--- BEGIN ---

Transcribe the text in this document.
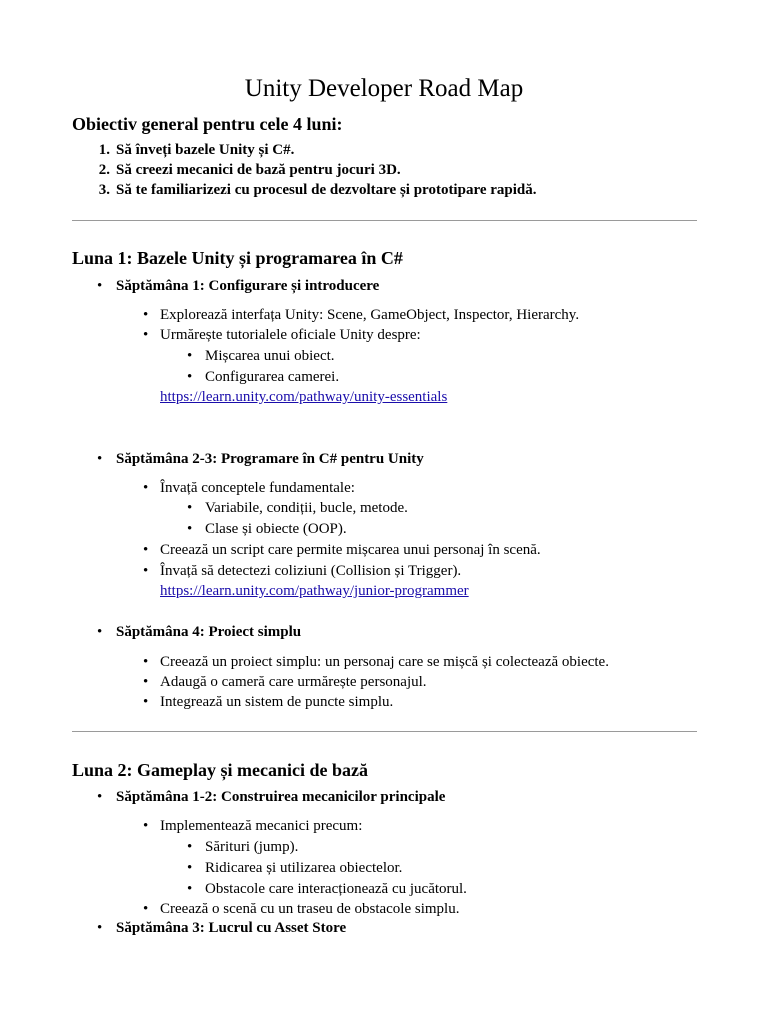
Unity Developer Road Map
Obiectiv general pentru cele 4 luni:
1. Să înveți bazele Unity și C#.
2. Să creezi mecanici de bază pentru jocuri 3D.
3. Să te familiarizezi cu procesul de dezvoltare și prototipare rapidă.
Luna 1: Bazele Unity și programarea în C#
• Săptămâna 1: Configurare și introducere
• Explorează interfața Unity: Scene, GameObject, Inspector, Hierarchy.
• Urmărește tutorialele oficiale Unity despre:
• Mișcarea unui obiect.
• Configurarea camerei.
https://learn.unity.com/pathway/unity-essentials
• Săptămâna 2-3: Programare în C# pentru Unity
• Învață conceptele fundamentale:
• Variabile, condiții, bucle, metode.
• Clase și obiecte (OOP).
• Creează un script care permite mișcarea unui personaj în scenă.
• Învață să detectezi coliziuni (Collision și Trigger).
https://learn.unity.com/pathway/junior-programmer
• Săptămâna 4: Proiect simplu
• Creează un proiect simplu: un personaj care se mișcă și colectează obiecte.
• Adaugă o cameră care urmărește personajul.
• Integrează un sistem de puncte simplu.
Luna 2: Gameplay și mecanici de bază
• Săptămâna 1-2: Construirea mecanicilor principale
• Implementează mecanici precum:
• Sărituri (jump).
• Ridicarea și utilizarea obiectelor.
• Obstacole care interacționează cu jucătorul.
• Creează o scenă cu un traseu de obstacole simplu.
• Săptămâna 3: Lucrul cu Asset Store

--- END ---

→ AIM
Transcribe every entry above exactly. Omit all pictures.

→ WRITTEN REPLY
Transcribe the text in this document.
Unity Developer Road Map
Obiectiv general pentru cele 4 luni:
1. Să înveți bazele Unity și C#.
2. Să creezi mecanici de bază pentru jocuri 3D.
3. Să te familiarizezi cu procesul de dezvoltare și prototipare rapidă.
Luna 1: Bazele Unity și programarea în C#
• Săptămâna 1: Configurare și introducere
• Explorează interfața Unity: Scene, GameObject, Inspector, Hierarchy.
• Urmărește tutorialele oficiale Unity despre:
• Mișcarea unui obiect.
• Configurarea camerei.
https://learn.unity.com/pathway/unity-essentials
• Săptămâna 2-3: Programare în C# pentru Unity
• Învață conceptele fundamentale:
• Variabile, condiții, bucle, metode.
• Clase și obiecte (OOP).
• Creează un script care permite mișcarea unui personaj în scenă.
• Învață să detectezi coliziuni (Collision și Trigger).
https://learn.unity.com/pathway/junior-programmer
• Săptămâna 4: Proiect simplu
• Creează un proiect simplu: un personaj care se mișcă și colectează obiecte.
• Adaugă o cameră care urmărește personajul.
• Integrează un sistem de puncte simplu.
Luna 2: Gameplay și mecanici de bază
• Săptămâna 1-2: Construirea mecanicilor principale
• Implementează mecanici precum:
• Sărituri (jump).
• Ridicarea și utilizarea obiectelor.
• Obstacole care interacționează cu jucătorul.
• Creează o scenă cu un traseu de obstacole simplu.
• Săptămâna 3: Lucrul cu Asset Store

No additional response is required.